O novo CD de Caetano, Cê, decepciona. Tem arranjos de rock, mas de um rock bem amador, de garagem, com riffs que se repetem ao cansaço e não combinam com sua voz, de pouca intensidade nos graves. Ao mesmo tempo, as melodias e as letras namoram uma breguice ou brejeirice, sem com isso obter o efeito que um Raul Seixas - de quem se ouvem ecos em Não me Arrependo - obtinha de tal combinação. Mesmo quando há uma sonoridade mais interessante, como em Minhas Lágrimas, o desenvolvimento deixa a desejar, ou, como em Deusa Urbana, não descola de antigas canções como as de Uns. Decididamente estamos muitos andares abaixo do autor de Coração Vagabundo ou Estrangeiro.
Penso também no que se poderia chamar de 'segunda fase' de Tom Jobim, sendo a primeira a bossa nova 'stricto sensu'. Com Matita Perê, cuja faixa-título era uma obra-prima de andamentos e dissonâncias, Tom renovou sua linguagem, dialogou mais intensamente com seu ídolo Villa-Lobos, parecia uma criança com PlayStation novo. Vale notar, então, que Tom é exceção, não só na música brasileira, mas também na literatura, na pintura, no cinema - pois a triste regra dos criadores no Brasil parece ser a de uma maturidade acomodada, diluidora, não raro entregue à autoparódia. Caetano e Chico não estariam, assim, em ritmo muito distinto do de Rubem Fonseca ou Carlos Heitor Cony. Mas eu preferiria que tivessem agido como Tom - ou Machado de Assis ou Iberê Camargo, este que foi ao apogeu justamente na reta final.
Quanto às novas gerações, é claro que existem bons compositores, como Zeca Baleiro, Lenine, Seu Jorge e Marcelo Camelo, de Los Hermanos. Acho, porém, que eles ainda não estão na mesma ordem de grandeza de Chico, Caetano e os outros - não só como letristas, mas também como melodistas. Pode-se argumentar que também em outros países as novas gerações não estão no mesmo plano que seus antecessores. Mesmo assim há compositores muito bons, de estilos tão diferentes quanto Elvis Costello (o Costello de Painted from Memory e North), Tom Waits e Thom Yorke, do Radiohead, grupo cuja inovação é tão marcante que tem tido canções gravadas por músicos de jazz como Brad Mehldau e Jamie Cullum e pianistas eruditos. Não vejo nada semelhante na canção brasileira atual.

**Dados fornecidos:**

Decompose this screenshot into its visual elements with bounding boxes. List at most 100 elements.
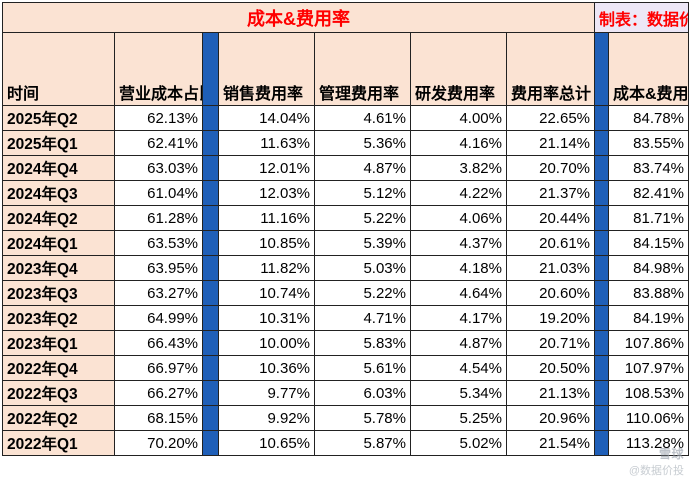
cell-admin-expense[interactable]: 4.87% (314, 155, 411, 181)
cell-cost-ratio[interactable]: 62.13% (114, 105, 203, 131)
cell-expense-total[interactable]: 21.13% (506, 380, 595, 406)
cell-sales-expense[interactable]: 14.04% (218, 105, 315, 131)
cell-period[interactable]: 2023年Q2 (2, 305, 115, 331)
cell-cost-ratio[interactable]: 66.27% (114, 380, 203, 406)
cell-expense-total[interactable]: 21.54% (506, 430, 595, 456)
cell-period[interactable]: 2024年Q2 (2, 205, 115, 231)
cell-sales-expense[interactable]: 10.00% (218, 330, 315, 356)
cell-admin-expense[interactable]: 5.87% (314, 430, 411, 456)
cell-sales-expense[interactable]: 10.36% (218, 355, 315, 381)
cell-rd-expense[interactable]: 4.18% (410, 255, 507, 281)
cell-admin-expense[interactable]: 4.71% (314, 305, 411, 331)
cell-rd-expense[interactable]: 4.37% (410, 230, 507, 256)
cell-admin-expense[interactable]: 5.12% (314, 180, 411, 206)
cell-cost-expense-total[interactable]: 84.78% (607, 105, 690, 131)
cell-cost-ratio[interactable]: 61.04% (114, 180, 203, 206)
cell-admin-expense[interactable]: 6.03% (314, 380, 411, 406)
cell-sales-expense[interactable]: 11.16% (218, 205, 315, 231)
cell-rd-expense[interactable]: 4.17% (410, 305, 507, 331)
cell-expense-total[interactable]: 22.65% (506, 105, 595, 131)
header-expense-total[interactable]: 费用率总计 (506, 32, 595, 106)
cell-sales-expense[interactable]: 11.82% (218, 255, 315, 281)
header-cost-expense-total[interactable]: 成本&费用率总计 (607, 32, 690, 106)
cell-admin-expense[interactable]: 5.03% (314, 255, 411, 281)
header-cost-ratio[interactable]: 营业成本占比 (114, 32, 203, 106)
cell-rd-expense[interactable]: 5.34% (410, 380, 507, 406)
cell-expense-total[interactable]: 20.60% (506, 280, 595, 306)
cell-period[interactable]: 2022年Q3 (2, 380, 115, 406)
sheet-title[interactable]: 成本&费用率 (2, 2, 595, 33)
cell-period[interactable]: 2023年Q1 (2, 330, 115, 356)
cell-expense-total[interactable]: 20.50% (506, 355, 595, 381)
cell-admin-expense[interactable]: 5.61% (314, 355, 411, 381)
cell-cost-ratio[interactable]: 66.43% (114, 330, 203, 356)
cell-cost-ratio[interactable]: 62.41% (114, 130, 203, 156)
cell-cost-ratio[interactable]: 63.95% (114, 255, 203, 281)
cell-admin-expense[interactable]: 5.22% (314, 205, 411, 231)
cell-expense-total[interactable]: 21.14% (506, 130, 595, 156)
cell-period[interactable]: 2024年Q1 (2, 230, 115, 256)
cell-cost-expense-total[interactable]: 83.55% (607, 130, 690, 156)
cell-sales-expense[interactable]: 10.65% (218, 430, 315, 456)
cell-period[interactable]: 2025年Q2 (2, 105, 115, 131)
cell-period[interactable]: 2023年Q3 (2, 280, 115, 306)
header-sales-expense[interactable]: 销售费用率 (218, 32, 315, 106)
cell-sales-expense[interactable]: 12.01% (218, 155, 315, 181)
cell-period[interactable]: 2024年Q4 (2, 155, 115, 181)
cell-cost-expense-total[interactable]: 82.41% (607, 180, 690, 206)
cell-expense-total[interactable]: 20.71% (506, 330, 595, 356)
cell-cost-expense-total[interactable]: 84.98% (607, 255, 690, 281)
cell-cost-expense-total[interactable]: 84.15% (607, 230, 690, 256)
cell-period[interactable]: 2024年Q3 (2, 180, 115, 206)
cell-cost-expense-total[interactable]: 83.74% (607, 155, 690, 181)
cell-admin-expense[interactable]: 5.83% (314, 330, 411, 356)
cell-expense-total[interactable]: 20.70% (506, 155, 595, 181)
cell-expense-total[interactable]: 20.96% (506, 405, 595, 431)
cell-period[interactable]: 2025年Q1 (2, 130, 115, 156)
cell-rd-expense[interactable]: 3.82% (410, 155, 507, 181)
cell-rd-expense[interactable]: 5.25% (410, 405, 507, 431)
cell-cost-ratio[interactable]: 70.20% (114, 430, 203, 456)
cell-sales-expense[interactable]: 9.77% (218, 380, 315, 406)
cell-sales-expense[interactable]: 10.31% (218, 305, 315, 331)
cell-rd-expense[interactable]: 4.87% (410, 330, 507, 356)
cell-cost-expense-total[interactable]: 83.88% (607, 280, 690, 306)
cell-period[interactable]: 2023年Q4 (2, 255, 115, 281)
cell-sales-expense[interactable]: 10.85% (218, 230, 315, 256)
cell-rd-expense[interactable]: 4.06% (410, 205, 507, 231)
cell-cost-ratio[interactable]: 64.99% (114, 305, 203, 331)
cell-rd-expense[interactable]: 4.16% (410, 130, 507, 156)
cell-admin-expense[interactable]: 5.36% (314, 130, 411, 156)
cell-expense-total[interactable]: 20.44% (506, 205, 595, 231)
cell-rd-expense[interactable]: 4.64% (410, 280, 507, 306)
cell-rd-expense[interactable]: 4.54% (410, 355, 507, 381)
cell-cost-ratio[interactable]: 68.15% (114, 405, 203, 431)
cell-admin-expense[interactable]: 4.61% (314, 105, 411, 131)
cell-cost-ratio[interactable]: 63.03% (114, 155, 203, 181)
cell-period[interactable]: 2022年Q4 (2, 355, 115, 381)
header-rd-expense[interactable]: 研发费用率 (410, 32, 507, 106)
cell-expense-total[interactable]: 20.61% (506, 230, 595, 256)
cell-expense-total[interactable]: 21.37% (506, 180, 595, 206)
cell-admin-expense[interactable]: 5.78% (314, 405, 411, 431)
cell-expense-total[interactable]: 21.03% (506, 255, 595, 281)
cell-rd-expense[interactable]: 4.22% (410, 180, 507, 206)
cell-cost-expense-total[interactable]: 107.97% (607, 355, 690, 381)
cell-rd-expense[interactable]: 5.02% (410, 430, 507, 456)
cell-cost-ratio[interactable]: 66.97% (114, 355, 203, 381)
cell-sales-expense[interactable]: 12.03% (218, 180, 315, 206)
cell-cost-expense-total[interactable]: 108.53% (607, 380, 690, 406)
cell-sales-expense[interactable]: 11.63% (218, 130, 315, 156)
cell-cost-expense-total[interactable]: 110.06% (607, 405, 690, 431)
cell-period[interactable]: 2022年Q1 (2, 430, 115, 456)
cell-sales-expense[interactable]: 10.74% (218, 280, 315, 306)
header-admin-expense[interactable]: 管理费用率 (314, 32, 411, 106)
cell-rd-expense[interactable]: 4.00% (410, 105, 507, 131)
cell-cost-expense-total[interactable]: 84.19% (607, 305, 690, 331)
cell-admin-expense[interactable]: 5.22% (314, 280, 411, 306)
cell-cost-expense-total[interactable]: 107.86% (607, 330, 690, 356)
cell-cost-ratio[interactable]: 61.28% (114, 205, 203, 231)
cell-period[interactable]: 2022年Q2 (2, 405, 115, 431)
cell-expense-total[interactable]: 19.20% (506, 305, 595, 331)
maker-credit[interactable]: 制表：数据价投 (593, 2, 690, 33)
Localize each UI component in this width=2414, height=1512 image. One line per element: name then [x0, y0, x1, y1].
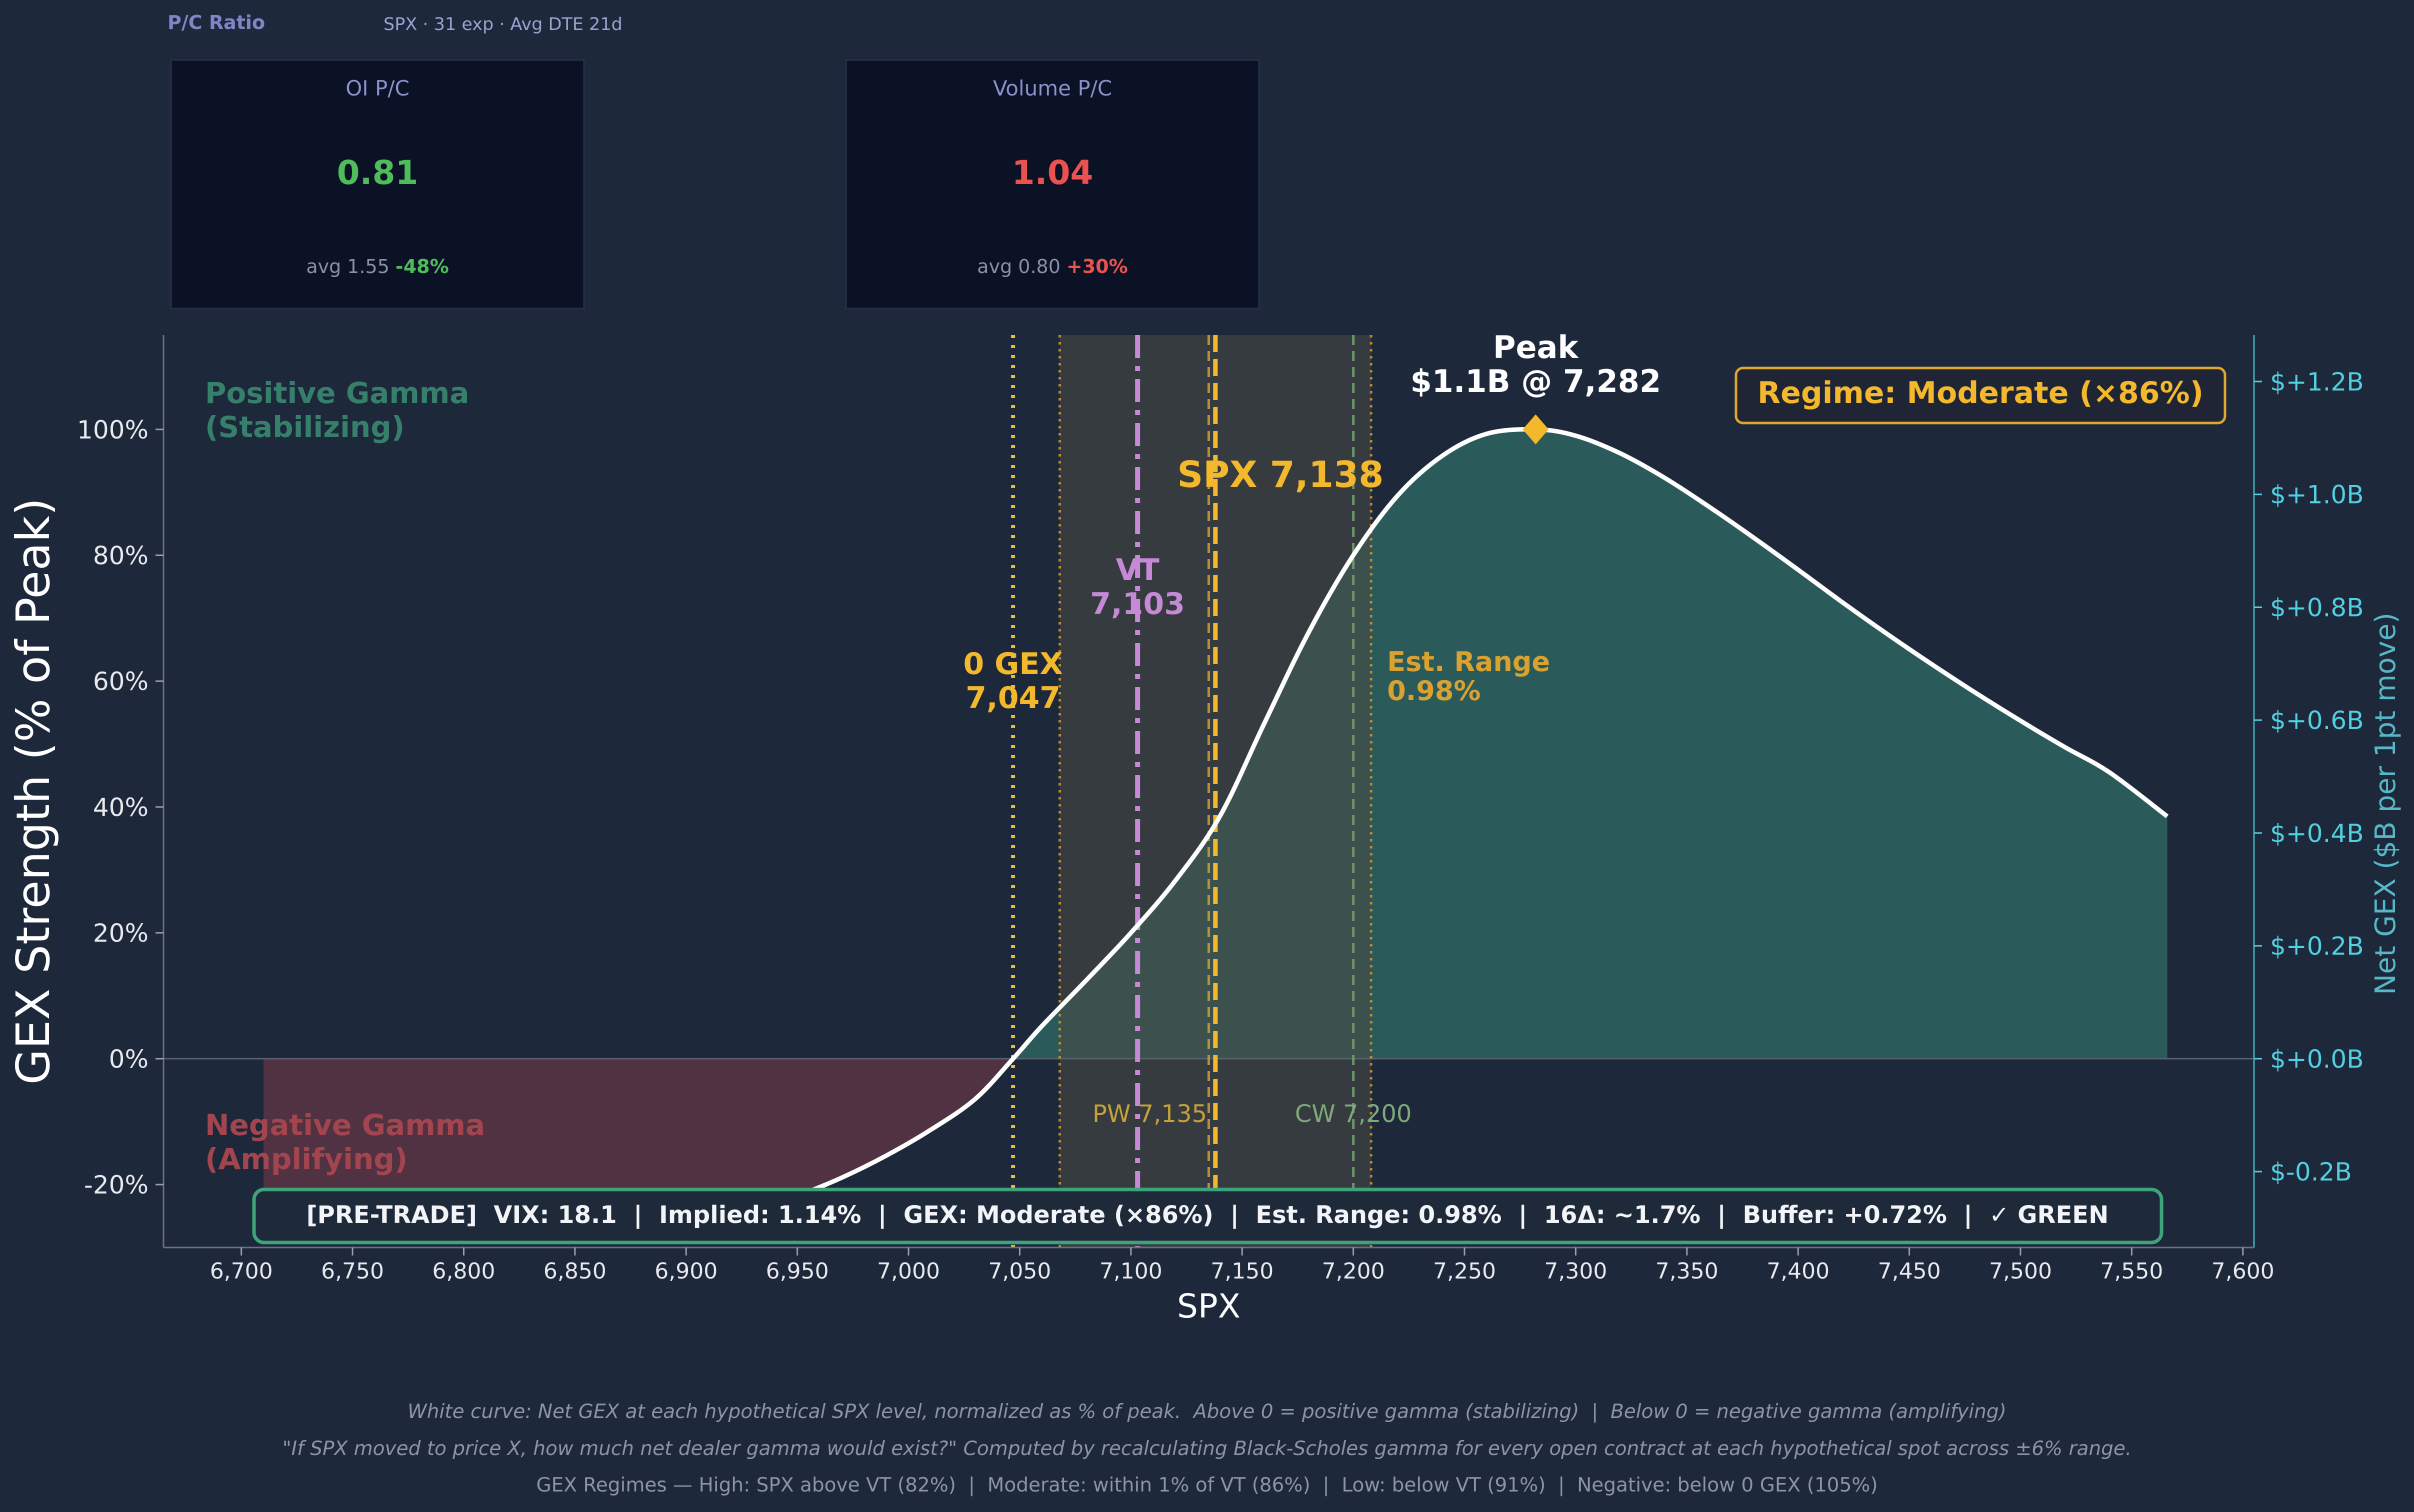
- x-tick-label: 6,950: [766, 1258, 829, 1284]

**Objetivo:**
Por favor, imprima sem nenhuma alteração a passagem do trecho selecionado que vai de "O novo CD de" até "Vagabundo ou Estrangeiro.".

**Resposta:**
O novo CD de Caetano, Cê, decepciona. Tem arranjos de rock, mas de um rock bem amador, de garagem, com riffs que se repetem ao cansaço e não combinam com sua voz, de pouca intensidade nos graves. Ao mesmo tempo, as melodias e as letras namoram uma breguice ou brejeirice, sem com isso obter o efeito que um Raul Seixas - de quem se ouvem ecos em Não me Arrependo - obtinha de tal combinação. Mesmo quando há uma sonoridade mais interessante, como em Minhas Lágrimas, o desenvolvimento deixa a desejar, ou, como em Deusa Urbana, não descola de antigas canções como as de Uns. Decididamente estamos muitos andares abaixo do autor de Coração Vagabundo ou Estrangeiro.